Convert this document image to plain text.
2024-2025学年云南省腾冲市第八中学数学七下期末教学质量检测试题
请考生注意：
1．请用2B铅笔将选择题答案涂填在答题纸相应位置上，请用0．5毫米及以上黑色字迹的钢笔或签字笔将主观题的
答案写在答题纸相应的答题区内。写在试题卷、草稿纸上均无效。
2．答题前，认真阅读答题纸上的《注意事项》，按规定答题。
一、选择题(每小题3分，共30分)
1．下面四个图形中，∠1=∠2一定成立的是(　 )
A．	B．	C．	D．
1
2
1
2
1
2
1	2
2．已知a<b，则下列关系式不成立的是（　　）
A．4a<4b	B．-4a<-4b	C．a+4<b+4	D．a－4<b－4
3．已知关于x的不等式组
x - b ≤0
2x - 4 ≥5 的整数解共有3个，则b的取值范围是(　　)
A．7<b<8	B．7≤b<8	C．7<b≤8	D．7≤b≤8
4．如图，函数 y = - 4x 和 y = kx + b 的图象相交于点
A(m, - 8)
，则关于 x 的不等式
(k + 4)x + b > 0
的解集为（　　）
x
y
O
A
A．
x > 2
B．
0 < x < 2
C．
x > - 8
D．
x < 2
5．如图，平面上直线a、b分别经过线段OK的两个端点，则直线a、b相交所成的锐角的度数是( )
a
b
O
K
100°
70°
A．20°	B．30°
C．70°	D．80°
━━━━━━━━━━
- **Written request**
Restate all of the entries exactly, please.

- **Reply to the exercise**
Convert this document image to plain text.
2024-2025学年云南省腾冲市第八中学数学七下期末教学质量检测试题
请考生注意：
1．请用2B铅笔将选择题答案涂填在答题纸相应位置上，请用0．5毫米及以上黑色字迹的钢笔或签字笔将主观题的
答案写在答题纸相应的答题区内。写在试题卷、草稿纸上均无效。
2．答题前，认真阅读答题纸上的《注意事项》，按规定答题。
一、选择题(每小题3分，共30分)
1．下面四个图形中，∠1=∠2一定成立的是(　 )
A．	B．	C．	D．
1
2
1
2
1
2
1	2
2．已知a<b，则下列关系式不成立的是（　　）
A．4a<4b	B．-4a<-4b	C．a+4<b+4	D．a－4<b－4
3．已知关于x的不等式组
x - b ≤0
2x - 4 ≥5 的整数解共有3个，则b的取值范围是(　　)
A．7<b<8	B．7≤b<8	C．7<b≤8	D．7≤b≤8
4．如图，函数 y = - 4x 和 y = kx + b 的图象相交于点
A(m, - 8)
，则关于 x 的不等式
(k + 4)x + b > 0
的解集为（　　）
x
y
O
A
A．
x > 2
B．
0 < x < 2
C．
x > - 8
D．
x < 2
5．如图，平面上直线a、b分别经过线段OK的两个端点，则直线a、b相交所成的锐角的度数是( )
a
b
O
K
100°
70°
A．20°	B．30°
C．70°	D．80°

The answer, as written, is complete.